▽

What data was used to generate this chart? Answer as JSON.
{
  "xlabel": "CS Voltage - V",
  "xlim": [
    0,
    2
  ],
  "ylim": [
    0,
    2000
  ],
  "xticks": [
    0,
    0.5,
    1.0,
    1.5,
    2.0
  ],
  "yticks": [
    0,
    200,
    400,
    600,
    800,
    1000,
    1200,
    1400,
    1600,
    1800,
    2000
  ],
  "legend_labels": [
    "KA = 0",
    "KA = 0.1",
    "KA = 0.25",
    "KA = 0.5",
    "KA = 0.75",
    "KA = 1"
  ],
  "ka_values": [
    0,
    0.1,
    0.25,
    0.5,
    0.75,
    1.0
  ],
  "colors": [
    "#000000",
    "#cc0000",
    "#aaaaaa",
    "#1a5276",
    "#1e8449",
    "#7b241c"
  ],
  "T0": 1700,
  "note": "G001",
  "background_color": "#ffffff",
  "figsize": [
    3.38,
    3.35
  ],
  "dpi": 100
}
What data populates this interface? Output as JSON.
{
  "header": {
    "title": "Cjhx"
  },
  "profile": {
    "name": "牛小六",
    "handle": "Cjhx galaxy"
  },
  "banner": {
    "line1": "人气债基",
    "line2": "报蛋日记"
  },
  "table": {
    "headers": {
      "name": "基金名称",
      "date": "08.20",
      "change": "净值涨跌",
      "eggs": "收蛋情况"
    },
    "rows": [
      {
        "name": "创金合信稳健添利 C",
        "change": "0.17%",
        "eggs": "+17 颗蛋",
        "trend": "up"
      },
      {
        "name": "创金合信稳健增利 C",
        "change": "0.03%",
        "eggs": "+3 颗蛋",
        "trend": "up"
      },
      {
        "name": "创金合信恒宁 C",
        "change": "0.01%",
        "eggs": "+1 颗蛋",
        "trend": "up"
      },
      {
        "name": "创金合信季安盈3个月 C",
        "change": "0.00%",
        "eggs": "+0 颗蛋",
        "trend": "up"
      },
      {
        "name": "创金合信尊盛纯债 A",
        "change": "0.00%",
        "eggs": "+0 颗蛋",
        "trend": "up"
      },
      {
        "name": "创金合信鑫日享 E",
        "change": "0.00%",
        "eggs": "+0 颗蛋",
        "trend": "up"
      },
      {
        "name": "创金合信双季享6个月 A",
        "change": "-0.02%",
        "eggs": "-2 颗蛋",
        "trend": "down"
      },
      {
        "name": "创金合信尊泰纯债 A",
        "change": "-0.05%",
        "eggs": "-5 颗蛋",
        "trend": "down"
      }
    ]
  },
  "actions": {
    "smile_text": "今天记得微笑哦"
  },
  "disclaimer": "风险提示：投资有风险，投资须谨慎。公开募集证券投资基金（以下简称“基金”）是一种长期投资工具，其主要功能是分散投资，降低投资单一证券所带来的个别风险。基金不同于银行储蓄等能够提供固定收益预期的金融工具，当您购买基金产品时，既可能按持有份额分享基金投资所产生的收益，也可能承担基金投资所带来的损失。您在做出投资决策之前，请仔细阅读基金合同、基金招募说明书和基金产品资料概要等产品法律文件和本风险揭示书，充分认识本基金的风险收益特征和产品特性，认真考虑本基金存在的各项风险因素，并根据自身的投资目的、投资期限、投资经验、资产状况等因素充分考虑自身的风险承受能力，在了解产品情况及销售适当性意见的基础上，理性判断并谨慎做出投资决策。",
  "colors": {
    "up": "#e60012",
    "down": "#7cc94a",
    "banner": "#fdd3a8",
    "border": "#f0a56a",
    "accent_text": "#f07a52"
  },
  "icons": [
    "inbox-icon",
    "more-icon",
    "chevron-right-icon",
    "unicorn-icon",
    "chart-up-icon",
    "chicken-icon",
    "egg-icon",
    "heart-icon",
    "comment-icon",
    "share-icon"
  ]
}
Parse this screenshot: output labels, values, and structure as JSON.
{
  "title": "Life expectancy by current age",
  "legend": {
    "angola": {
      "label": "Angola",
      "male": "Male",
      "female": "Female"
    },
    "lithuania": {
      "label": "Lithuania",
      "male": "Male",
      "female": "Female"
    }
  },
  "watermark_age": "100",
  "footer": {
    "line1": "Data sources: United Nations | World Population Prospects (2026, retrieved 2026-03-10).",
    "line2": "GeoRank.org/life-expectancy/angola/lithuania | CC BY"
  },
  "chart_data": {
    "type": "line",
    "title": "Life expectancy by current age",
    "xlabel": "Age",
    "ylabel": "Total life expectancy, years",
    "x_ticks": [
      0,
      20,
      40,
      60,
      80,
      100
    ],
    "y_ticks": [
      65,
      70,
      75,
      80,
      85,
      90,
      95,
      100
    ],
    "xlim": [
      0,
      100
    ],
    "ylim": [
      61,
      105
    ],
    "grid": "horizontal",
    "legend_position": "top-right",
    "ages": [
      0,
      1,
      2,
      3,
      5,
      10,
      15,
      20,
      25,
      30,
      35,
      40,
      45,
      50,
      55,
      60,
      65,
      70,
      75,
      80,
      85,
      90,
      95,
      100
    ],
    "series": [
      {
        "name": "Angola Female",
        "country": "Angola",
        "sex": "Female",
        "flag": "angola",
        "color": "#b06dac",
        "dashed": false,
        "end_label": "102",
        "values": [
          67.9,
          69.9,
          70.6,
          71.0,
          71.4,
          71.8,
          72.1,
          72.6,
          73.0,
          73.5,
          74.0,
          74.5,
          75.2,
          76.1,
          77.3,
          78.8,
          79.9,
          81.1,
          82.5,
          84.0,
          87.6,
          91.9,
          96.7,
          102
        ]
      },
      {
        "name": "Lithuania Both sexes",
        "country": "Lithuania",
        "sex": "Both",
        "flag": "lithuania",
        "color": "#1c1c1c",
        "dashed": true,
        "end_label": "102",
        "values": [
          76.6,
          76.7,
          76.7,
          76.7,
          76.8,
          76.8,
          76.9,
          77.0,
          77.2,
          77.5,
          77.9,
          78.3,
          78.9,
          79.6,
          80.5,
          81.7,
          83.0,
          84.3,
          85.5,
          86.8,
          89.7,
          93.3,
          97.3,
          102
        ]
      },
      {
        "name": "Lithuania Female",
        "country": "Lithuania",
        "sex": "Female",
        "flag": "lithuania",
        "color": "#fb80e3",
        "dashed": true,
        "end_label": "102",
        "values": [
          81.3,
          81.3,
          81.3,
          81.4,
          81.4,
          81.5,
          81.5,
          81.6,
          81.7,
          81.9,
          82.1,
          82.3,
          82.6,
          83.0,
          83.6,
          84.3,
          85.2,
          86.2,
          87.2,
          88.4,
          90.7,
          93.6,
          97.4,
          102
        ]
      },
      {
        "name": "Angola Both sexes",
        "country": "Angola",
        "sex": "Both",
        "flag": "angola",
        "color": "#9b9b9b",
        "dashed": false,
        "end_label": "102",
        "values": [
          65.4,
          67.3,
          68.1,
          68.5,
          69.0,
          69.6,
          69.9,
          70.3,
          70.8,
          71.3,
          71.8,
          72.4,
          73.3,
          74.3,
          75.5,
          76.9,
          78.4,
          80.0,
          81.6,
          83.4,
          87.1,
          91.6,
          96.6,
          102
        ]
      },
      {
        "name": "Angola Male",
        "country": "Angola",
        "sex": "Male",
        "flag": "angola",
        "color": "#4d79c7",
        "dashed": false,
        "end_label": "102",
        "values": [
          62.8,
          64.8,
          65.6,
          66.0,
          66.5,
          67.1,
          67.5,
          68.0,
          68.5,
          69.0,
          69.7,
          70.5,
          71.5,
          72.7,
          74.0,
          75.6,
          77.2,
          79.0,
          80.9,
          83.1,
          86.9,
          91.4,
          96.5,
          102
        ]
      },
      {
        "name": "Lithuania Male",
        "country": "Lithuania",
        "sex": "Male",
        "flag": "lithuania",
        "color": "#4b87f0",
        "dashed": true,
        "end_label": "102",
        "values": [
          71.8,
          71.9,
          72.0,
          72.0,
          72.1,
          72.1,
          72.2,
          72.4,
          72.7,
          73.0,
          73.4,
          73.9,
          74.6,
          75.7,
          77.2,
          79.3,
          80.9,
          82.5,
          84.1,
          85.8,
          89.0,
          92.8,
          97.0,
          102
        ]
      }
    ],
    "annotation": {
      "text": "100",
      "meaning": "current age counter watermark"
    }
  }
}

△

Look through the entries above and report each line where the string "this" occurs.

TASK RESULT:
What data was used to generate this chart? Answer as JSON.
What data populates this interface? Output as JSON.
Parse this screenshot: output labels, values, and structure as JSON.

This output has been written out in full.